### Work to be completed
Every entry that follows should be repeated exactly; drop the images.

***** Exercise materials *****

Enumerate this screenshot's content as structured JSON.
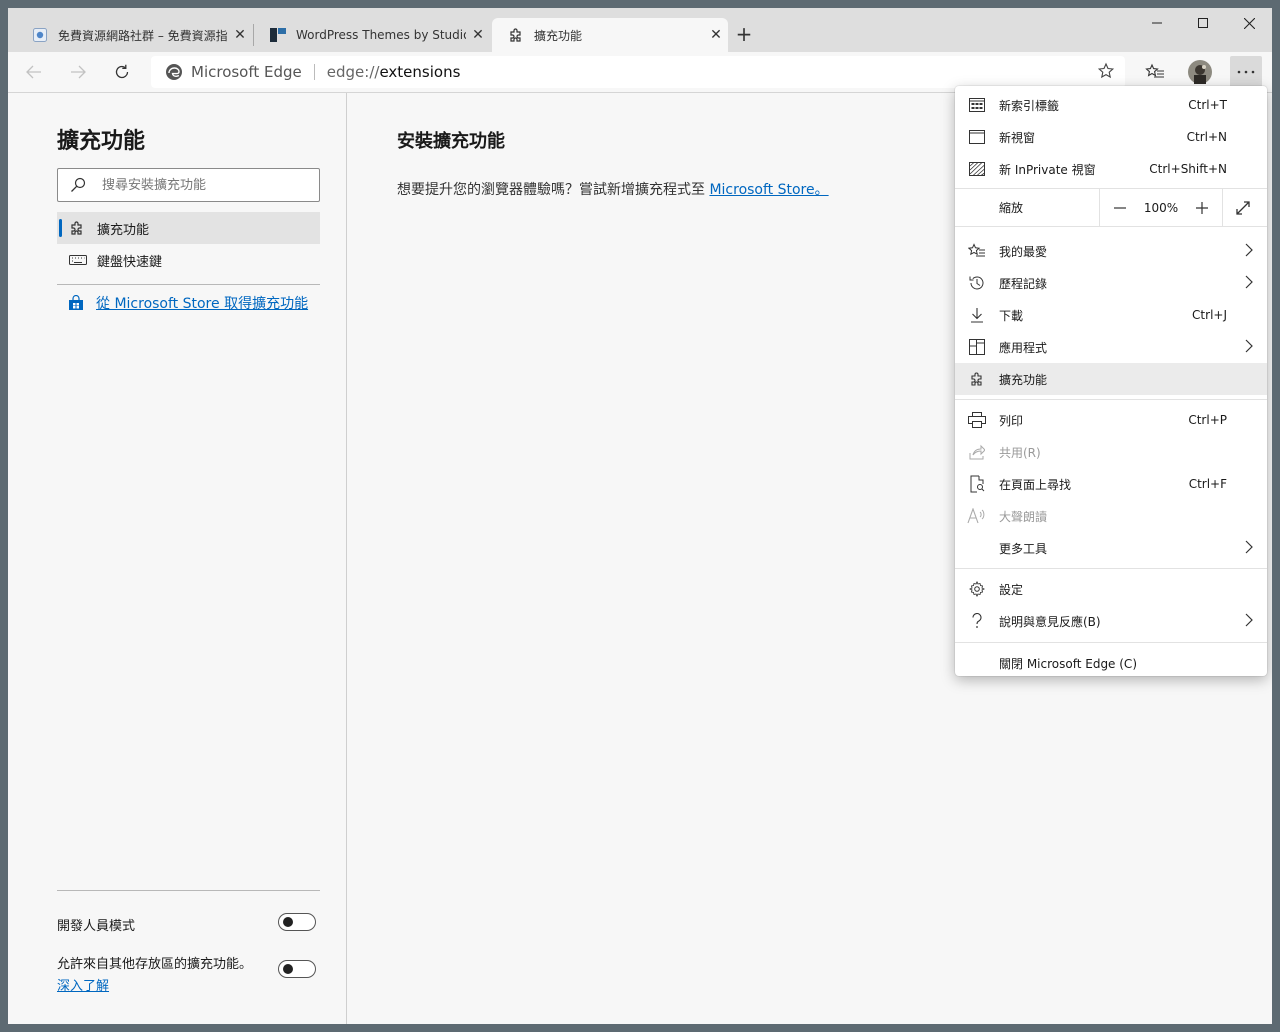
{
  "tabs": [
    {
      "title": "免費資源網路社群 – 免費資源指南"
    },
    {
      "title": "WordPress Themes by StudioPress"
    },
    {
      "title": "擴充功能"
    }
  ],
  "window_controls": {
    "minimize": "—",
    "maximize": "☐",
    "close": "✕"
  },
  "address": {
    "site": "Microsoft Edge",
    "url_prefix": "edge://",
    "url_main": "extensions"
  },
  "sidebar": {
    "title": "擴充功能",
    "search_placeholder": "搜尋安裝擴充功能",
    "items": [
      {
        "label": "擴充功能",
        "icon": "puzzle-icon",
        "active": true
      },
      {
        "label": "鍵盤快速鍵",
        "icon": "keyboard-icon",
        "active": false
      }
    ],
    "store_link": "從 Microsoft Store 取得擴充功能",
    "developer_mode_label": "開發人員模式",
    "developer_mode_on": false,
    "allow_other_stores_label": "允許來自其他存放區的擴充功能。",
    "learn_more": "深入了解",
    "allow_other_stores_on": false
  },
  "main": {
    "title": "安裝擴充功能",
    "desc": "想要提升您的瀏覽器體驗嗎？嘗試新增擴充程式至 ",
    "store_link": "Microsoft Store。"
  },
  "menu": {
    "new_tab": {
      "label": "新索引標籤",
      "shortcut": "Ctrl+T"
    },
    "new_window": {
      "label": "新視窗",
      "shortcut": "Ctrl+N"
    },
    "new_inprivate": {
      "label": "新 InPrivate 視窗",
      "shortcut": "Ctrl+Shift+N"
    },
    "zoom": {
      "label": "縮放",
      "value": "100%",
      "minus": "—",
      "plus": "+"
    },
    "favorites": {
      "label": "我的最愛"
    },
    "history": {
      "label": "歷程記錄"
    },
    "downloads": {
      "label": "下載",
      "shortcut": "Ctrl+J"
    },
    "apps": {
      "label": "應用程式"
    },
    "extensions": {
      "label": "擴充功能"
    },
    "print": {
      "label": "列印",
      "shortcut": "Ctrl+P"
    },
    "share": {
      "label": "共用(R)"
    },
    "find": {
      "label": "在頁面上尋找",
      "shortcut": "Ctrl+F"
    },
    "read_aloud": {
      "label": "大聲朗讀"
    },
    "more_tools": {
      "label": "更多工具"
    },
    "settings": {
      "label": "設定"
    },
    "help": {
      "label": "說明與意見反應(B)"
    },
    "close_edge": {
      "label": "關閉 Microsoft Edge (C)"
    }
  },
  "colors": {
    "accent": "#0067c0",
    "highlight": "#ebebeb"
  }
}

*****

### Answer for this exercise
Enumerate this screenshot's content as structured JSON.
{
  "tabs": [
    {
      "title": "免費資源網路社群 – 免費資源指南"
    },
    {
      "title": "WordPress Themes by StudioPress"
    },
    {
      "title": "擴充功能"
    }
  ],
  "window_controls": {
    "minimize": "—",
    "maximize": "☐",
    "close": "✕"
  },
  "address": {
    "site": "Microsoft Edge",
    "url_prefix": "edge://",
    "url_main": "extensions"
  },
  "sidebar": {
    "title": "擴充功能",
    "search_placeholder": "搜尋安裝擴充功能",
    "items": [
      {
        "label": "擴充功能",
        "icon": "puzzle-icon",
        "active": true
      },
      {
        "label": "鍵盤快速鍵",
        "icon": "keyboard-icon",
        "active": false
      }
    ],
    "store_link": "從 Microsoft Store 取得擴充功能",
    "developer_mode_label": "開發人員模式",
    "developer_mode_on": false,
    "allow_other_stores_label": "允許來自其他存放區的擴充功能。",
    "learn_more": "深入了解",
    "allow_other_stores_on": false
  },
  "main": {
    "title": "安裝擴充功能",
    "desc": "想要提升您的瀏覽器體驗嗎？嘗試新增擴充程式至 ",
    "store_link": "Microsoft Store。"
  },
  "menu": {
    "new_tab": {
      "label": "新索引標籤",
      "shortcut": "Ctrl+T"
    },
    "new_window": {
      "label": "新視窗",
      "shortcut": "Ctrl+N"
    },
    "new_inprivate": {
      "label": "新 InPrivate 視窗",
      "shortcut": "Ctrl+Shift+N"
    },
    "zoom": {
      "label": "縮放",
      "value": "100%",
      "minus": "—",
      "plus": "+"
    },
    "favorites": {
      "label": "我的最愛"
    },
    "history": {
      "label": "歷程記錄"
    },
    "downloads": {
      "label": "下載",
      "shortcut": "Ctrl+J"
    },
    "apps": {
      "label": "應用程式"
    },
    "extensions": {
      "label": "擴充功能"
    },
    "print": {
      "label": "列印",
      "shortcut": "Ctrl+P"
    },
    "share": {
      "label": "共用(R)"
    },
    "find": {
      "label": "在頁面上尋找",
      "shortcut": "Ctrl+F"
    },
    "read_aloud": {
      "label": "大聲朗讀"
    },
    "more_tools": {
      "label": "更多工具"
    },
    "settings": {
      "label": "設定"
    },
    "help": {
      "label": "說明與意見反應(B)"
    },
    "close_edge": {
      "label": "關閉 Microsoft Edge (C)"
    }
  },
  "colors": {
    "accent": "#0067c0",
    "highlight": "#ebebeb"
  }
}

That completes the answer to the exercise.